• What you will do:
Leave the pictures out. Return all other data exactly.

• Source material:
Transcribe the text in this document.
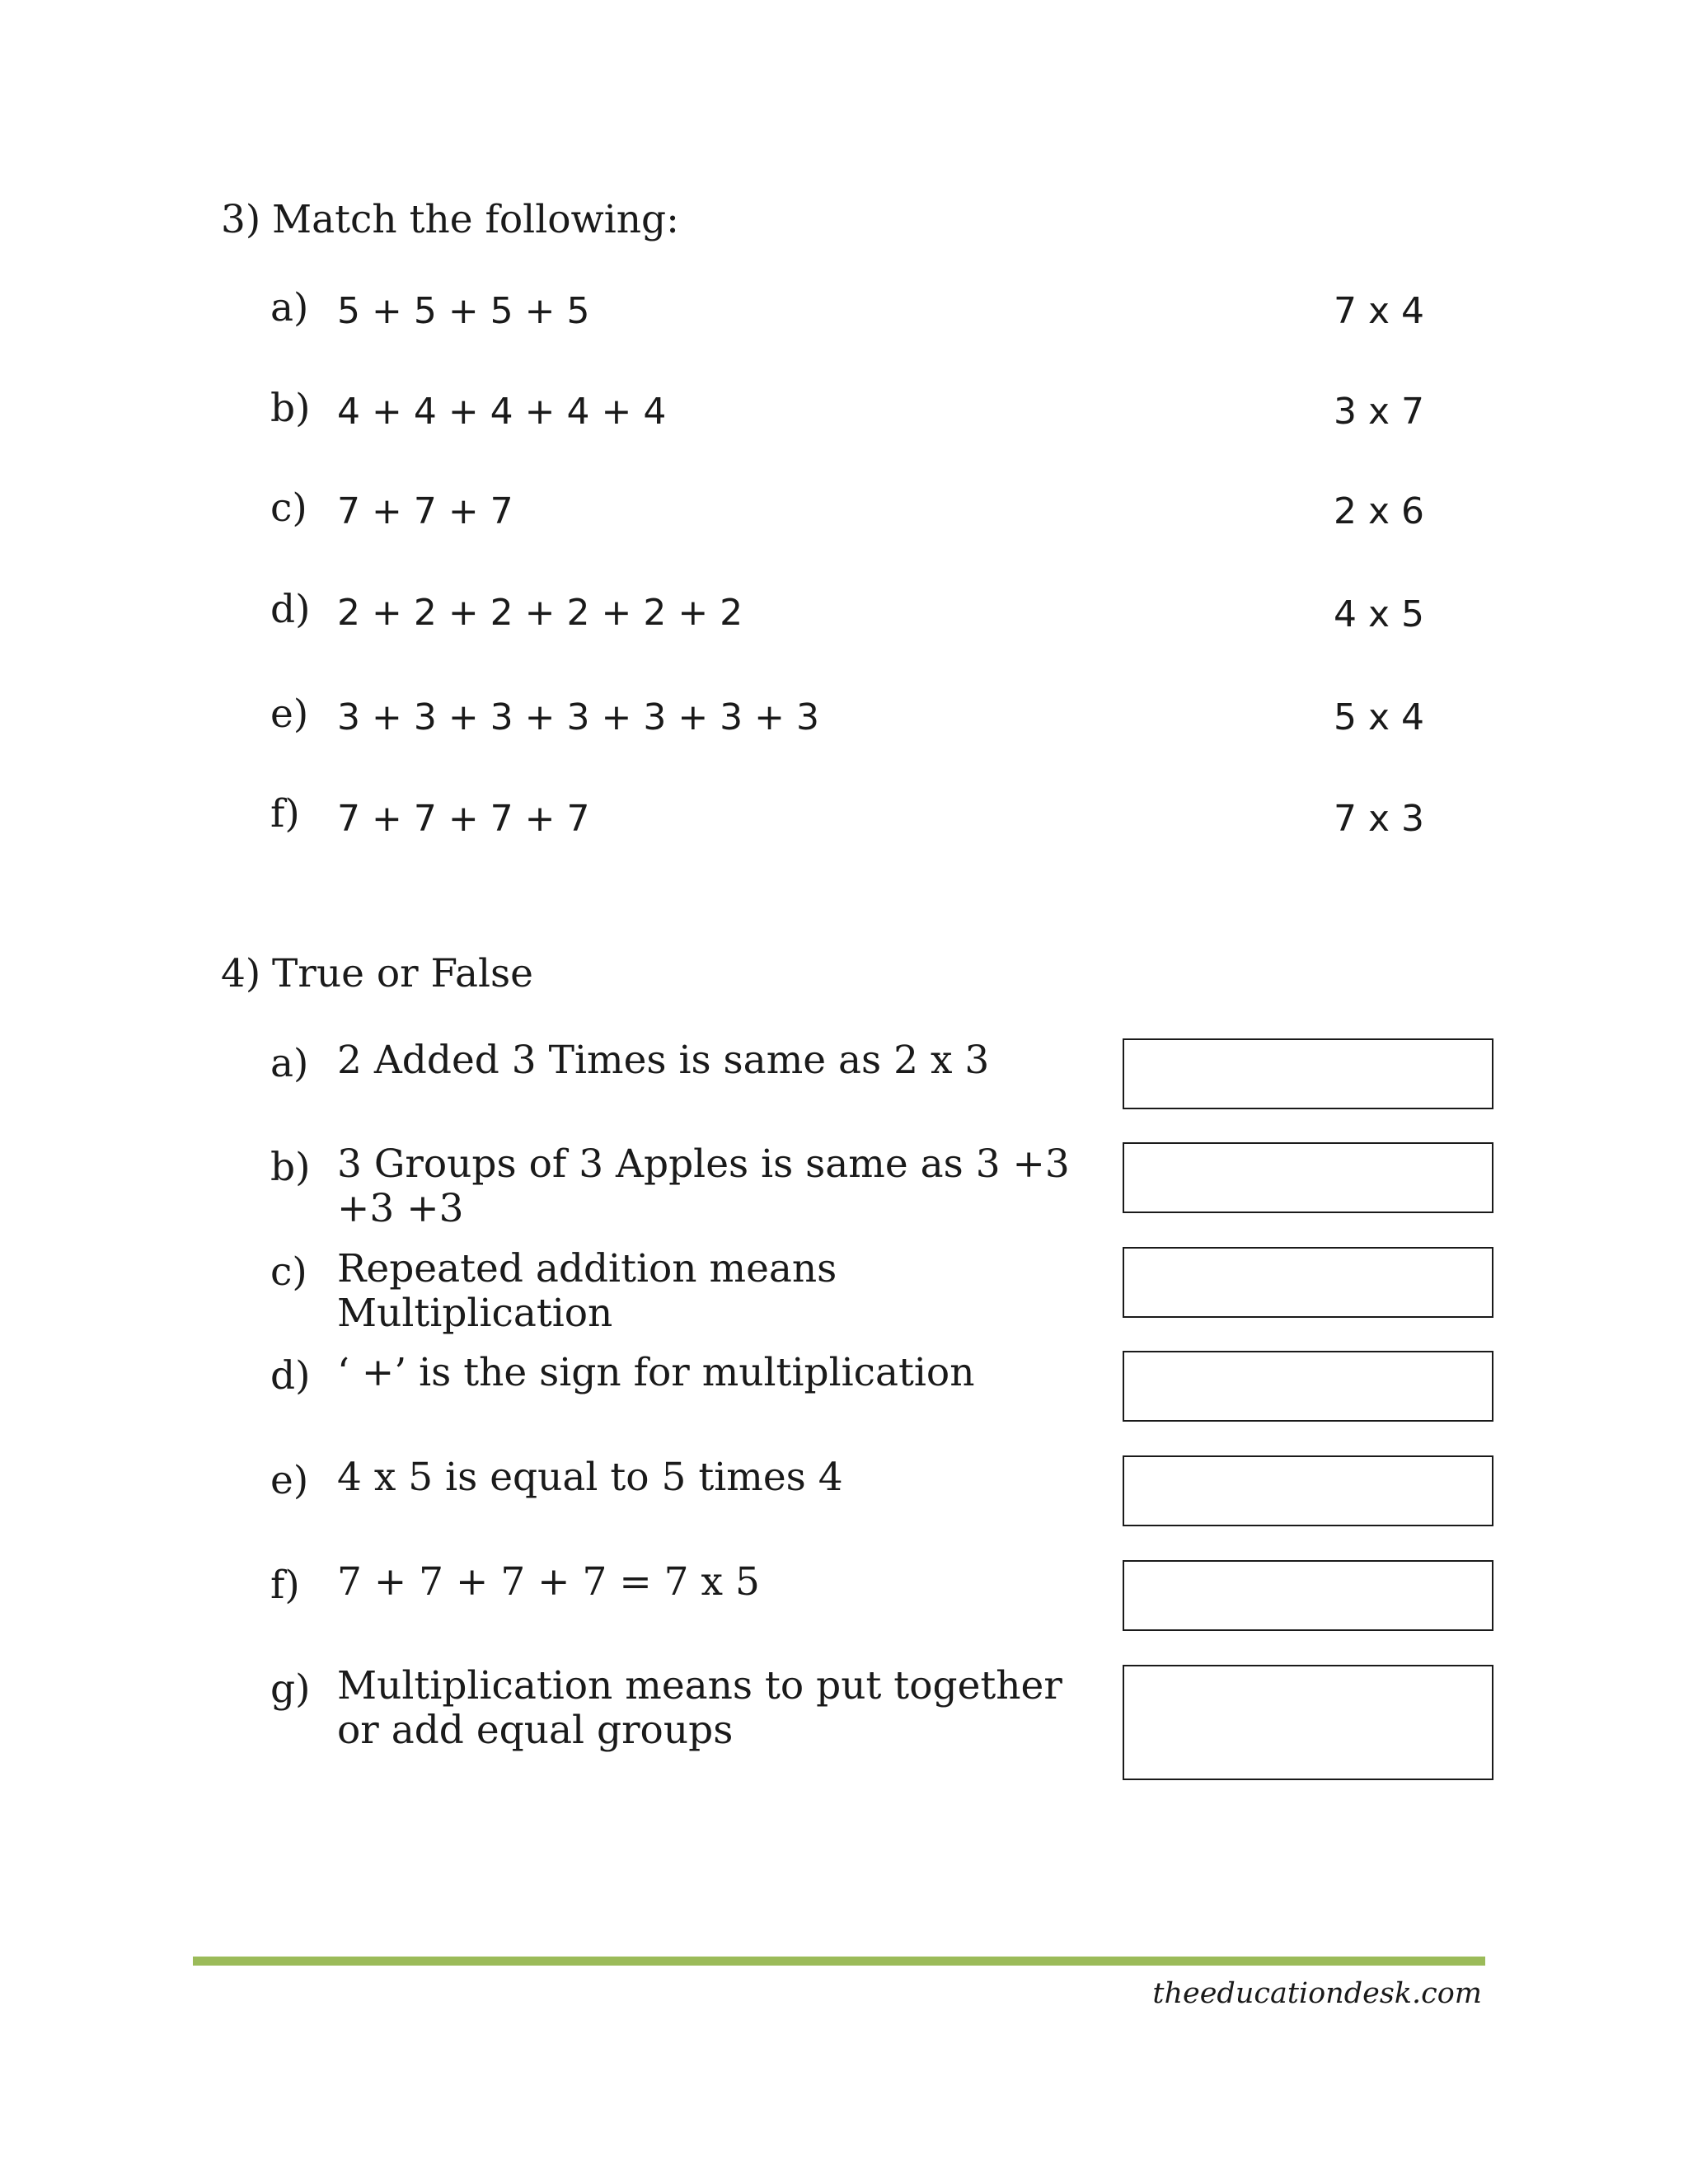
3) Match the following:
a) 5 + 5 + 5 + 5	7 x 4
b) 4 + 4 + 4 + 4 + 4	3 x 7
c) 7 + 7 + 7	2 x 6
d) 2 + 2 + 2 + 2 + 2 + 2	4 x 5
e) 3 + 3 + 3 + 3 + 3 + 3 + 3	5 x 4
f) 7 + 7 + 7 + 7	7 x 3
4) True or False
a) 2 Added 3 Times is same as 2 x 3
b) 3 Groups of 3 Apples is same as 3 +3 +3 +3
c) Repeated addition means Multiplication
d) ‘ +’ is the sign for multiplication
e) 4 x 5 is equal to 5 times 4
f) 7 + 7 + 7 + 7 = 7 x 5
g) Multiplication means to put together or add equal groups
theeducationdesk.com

• Completed task:
Transcribe the text in this document.
3) Match the following:
a) 5 + 5 + 5 + 5	7 x 4
b) 4 + 4 + 4 + 4 + 4	3 x 7
c) 7 + 7 + 7	2 x 6
d) 2 + 2 + 2 + 2 + 2 + 2	4 x 5
e) 3 + 3 + 3 + 3 + 3 + 3 + 3	5 x 4
f) 7 + 7 + 7 + 7	7 x 3
4) True or False
a) 2 Added 3 Times is same as 2 x 3
b) 3 Groups of 3 Apples is same as 3 +3 +3 +3
c) Repeated addition means Multiplication
d) ‘ +’ is the sign for multiplication
e) 4 x 5 is equal to 5 times 4
f) 7 + 7 + 7 + 7 = 7 x 5
g) Multiplication means to put together or add equal groups
theeducationdesk.com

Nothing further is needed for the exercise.